Return each line of the listing that contains the string "EBIT".

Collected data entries
___

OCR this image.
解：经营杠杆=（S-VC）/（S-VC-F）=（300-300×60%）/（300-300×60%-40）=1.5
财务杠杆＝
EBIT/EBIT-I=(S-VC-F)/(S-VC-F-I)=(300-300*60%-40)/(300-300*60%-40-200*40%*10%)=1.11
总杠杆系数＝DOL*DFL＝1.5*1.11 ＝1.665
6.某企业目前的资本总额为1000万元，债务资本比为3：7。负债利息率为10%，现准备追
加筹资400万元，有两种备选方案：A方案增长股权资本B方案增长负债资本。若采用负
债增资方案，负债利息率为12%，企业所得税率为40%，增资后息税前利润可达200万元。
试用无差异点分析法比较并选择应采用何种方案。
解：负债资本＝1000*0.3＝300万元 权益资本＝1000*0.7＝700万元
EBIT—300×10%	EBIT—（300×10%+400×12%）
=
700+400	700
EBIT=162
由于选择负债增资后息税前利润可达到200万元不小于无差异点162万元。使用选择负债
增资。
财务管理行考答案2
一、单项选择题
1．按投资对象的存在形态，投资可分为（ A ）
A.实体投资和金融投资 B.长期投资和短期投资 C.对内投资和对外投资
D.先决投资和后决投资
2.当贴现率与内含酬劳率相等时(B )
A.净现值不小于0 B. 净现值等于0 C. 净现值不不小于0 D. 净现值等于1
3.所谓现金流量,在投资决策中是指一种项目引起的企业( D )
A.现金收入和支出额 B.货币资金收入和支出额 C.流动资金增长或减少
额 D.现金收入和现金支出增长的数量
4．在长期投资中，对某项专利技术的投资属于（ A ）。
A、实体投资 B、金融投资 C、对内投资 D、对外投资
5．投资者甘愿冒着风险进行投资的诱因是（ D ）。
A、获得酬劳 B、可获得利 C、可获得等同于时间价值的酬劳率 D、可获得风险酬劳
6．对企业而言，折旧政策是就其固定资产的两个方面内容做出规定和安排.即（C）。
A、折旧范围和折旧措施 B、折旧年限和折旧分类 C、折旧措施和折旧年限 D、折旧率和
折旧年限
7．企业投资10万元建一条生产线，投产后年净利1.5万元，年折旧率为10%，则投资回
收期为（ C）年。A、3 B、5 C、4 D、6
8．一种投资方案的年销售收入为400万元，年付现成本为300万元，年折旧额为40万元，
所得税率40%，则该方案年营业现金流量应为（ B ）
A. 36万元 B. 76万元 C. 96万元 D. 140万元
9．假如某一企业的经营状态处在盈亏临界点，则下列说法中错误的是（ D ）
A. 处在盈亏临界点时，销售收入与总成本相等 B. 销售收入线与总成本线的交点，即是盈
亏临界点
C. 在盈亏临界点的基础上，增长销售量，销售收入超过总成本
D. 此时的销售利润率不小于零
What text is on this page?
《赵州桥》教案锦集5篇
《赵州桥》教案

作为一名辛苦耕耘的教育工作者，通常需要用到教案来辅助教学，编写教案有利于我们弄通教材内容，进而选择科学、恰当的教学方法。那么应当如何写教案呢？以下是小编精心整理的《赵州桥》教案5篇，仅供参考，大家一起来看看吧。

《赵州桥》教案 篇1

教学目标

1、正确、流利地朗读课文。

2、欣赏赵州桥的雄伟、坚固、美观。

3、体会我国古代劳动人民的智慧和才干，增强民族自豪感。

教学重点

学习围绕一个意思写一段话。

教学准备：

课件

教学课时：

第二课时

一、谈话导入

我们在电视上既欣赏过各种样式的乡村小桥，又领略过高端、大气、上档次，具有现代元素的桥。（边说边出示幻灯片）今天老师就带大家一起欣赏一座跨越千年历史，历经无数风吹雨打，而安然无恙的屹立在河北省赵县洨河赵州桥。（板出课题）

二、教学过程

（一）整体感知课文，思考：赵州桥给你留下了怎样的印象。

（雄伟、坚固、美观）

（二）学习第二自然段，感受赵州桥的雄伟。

___

▶ _ANSWER TO THIS PROBLEM_:
EBIT/EBIT-I=(S-VC-F)/(S-VC-F-I)=(300-300*60%-40)/(300-300*60%-40-200*40%*10%)=1.11
EBIT—300×10%	EBIT—（300×10%+400×12%）
EBIT=162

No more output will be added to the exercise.